Written task:
Reproduce the listing below in its entirety. Change nothing.

Given data:

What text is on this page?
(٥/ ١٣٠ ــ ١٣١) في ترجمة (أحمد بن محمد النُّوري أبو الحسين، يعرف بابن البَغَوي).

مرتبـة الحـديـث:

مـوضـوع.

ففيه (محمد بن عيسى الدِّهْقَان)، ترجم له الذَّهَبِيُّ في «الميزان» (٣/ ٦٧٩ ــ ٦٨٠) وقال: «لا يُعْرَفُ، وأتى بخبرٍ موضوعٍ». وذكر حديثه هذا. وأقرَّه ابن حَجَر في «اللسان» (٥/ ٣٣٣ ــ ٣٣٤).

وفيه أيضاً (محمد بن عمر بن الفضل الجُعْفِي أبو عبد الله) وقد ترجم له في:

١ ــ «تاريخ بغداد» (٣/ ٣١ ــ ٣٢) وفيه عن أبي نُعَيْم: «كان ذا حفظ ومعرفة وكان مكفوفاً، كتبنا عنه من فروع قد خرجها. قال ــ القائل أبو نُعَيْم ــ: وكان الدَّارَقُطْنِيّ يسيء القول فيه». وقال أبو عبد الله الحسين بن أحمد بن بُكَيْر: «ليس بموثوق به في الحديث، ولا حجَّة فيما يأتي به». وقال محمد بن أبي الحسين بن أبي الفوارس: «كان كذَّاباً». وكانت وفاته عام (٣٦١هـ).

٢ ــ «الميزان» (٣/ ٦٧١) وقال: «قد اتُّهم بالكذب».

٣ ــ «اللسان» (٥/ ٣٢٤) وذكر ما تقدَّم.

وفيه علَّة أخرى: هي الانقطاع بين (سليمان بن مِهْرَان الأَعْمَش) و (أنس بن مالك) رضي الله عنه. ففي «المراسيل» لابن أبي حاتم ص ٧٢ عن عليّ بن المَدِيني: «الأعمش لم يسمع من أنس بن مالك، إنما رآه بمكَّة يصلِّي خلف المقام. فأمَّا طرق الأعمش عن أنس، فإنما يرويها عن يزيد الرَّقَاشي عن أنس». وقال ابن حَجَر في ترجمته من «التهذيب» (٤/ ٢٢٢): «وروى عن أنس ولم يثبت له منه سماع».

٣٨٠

Exercise solution:
What text is on this page?
(٥/ ١٣٠ ــ ١٣١) في ترجمة (أحمد بن محمد النُّوري أبو الحسين، يعرف بابن البَغَوي).

مرتبـة الحـديـث:

مـوضـوع.

ففيه (محمد بن عيسى الدِّهْقَان)، ترجم له الذَّهَبِيُّ في «الميزان» (٣/ ٦٧٩ ــ ٦٨٠) وقال: «لا يُعْرَفُ، وأتى بخبرٍ موضوعٍ». وذكر حديثه هذا. وأقرَّه ابن حَجَر في «اللسان» (٥/ ٣٣٣ ــ ٣٣٤).

وفيه أيضاً (محمد بن عمر بن الفضل الجُعْفِي أبو عبد الله) وقد ترجم له في:

١ ــ «تاريخ بغداد» (٣/ ٣١ ــ ٣٢) وفيه عن أبي نُعَيْم: «كان ذا حفظ ومعرفة وكان مكفوفاً، كتبنا عنه من فروع قد خرجها. قال ــ القائل أبو نُعَيْم ــ: وكان الدَّارَقُطْنِيّ يسيء القول فيه». وقال أبو عبد الله الحسين بن أحمد بن بُكَيْر: «ليس بموثوق به في الحديث، ولا حجَّة فيما يأتي به». وقال محمد بن أبي الحسين بن أبي الفوارس: «كان كذَّاباً». وكانت وفاته عام (٣٦١هـ).

٢ ــ «الميزان» (٣/ ٦٧١) وقال: «قد اتُّهم بالكذب».

٣ ــ «اللسان» (٥/ ٣٢٤) وذكر ما تقدَّم.

وفيه علَّة أخرى: هي الانقطاع بين (سليمان بن مِهْرَان الأَعْمَش) و (أنس بن مالك) رضي الله عنه. ففي «المراسيل» لابن أبي حاتم ص ٧٢ عن عليّ بن المَدِيني: «الأعمش لم يسمع من أنس بن مالك، إنما رآه بمكَّة يصلِّي خلف المقام. فأمَّا طرق الأعمش عن أنس، فإنما يرويها عن يزيد الرَّقَاشي عن أنس». وقال ابن حَجَر في ترجمته من «التهذيب» (٤/ ٢٢٢): «وروى عن أنس ولم يثبت له منه سماع».

٣٨٠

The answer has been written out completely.